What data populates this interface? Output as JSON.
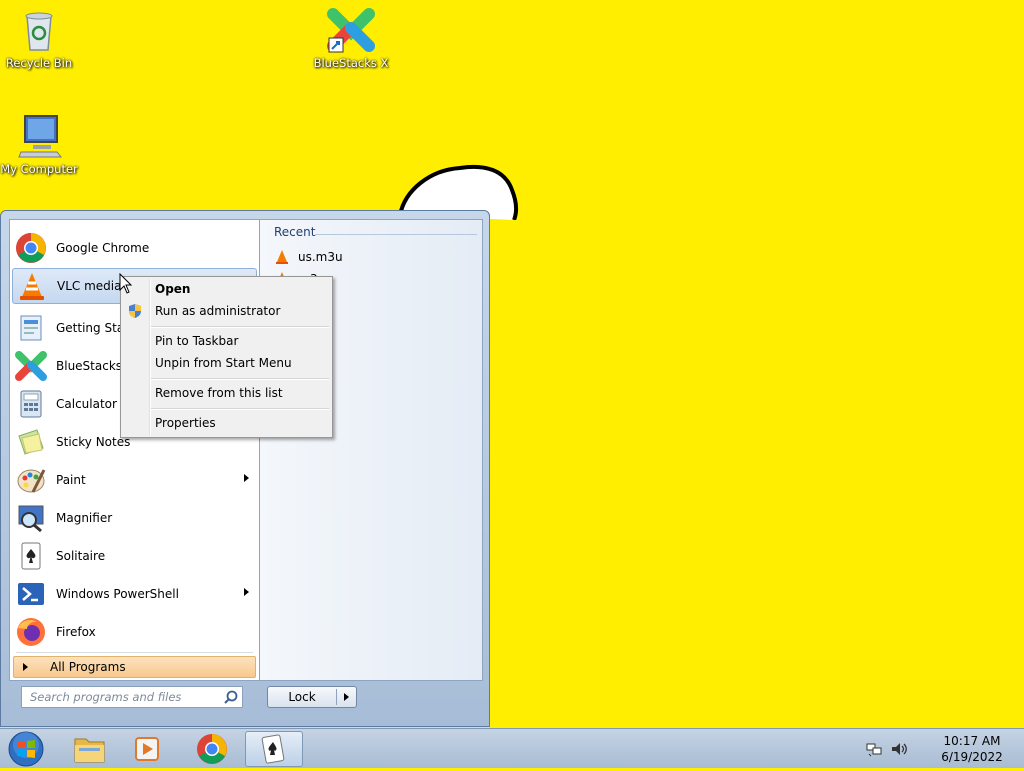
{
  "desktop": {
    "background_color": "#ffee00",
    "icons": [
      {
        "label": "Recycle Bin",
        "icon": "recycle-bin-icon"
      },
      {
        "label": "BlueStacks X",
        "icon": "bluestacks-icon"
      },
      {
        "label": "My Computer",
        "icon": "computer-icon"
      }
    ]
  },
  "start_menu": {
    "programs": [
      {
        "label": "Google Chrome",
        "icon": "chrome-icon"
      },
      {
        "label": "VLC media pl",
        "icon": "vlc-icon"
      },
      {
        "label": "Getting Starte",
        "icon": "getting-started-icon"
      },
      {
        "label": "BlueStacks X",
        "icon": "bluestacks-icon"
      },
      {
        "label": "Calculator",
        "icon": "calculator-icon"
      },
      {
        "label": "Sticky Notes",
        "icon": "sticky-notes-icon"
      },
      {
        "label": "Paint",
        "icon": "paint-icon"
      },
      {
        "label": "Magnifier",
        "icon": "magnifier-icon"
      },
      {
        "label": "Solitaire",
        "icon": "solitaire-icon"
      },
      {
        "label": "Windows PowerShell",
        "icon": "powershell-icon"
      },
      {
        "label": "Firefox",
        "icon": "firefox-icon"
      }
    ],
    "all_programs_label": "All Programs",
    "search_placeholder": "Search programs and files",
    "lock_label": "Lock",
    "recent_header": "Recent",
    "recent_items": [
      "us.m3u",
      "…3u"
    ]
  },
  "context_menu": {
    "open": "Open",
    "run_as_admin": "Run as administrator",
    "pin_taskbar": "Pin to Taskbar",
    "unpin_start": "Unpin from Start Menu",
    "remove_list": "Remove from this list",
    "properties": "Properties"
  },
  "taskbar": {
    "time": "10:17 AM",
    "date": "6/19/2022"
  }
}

_ _ _ _ _ _ _

Look over the material above and show each line where "from" appears.

    "unpin_start": "Unpin from Start Menu",
    "remove_list": "Remove from this list",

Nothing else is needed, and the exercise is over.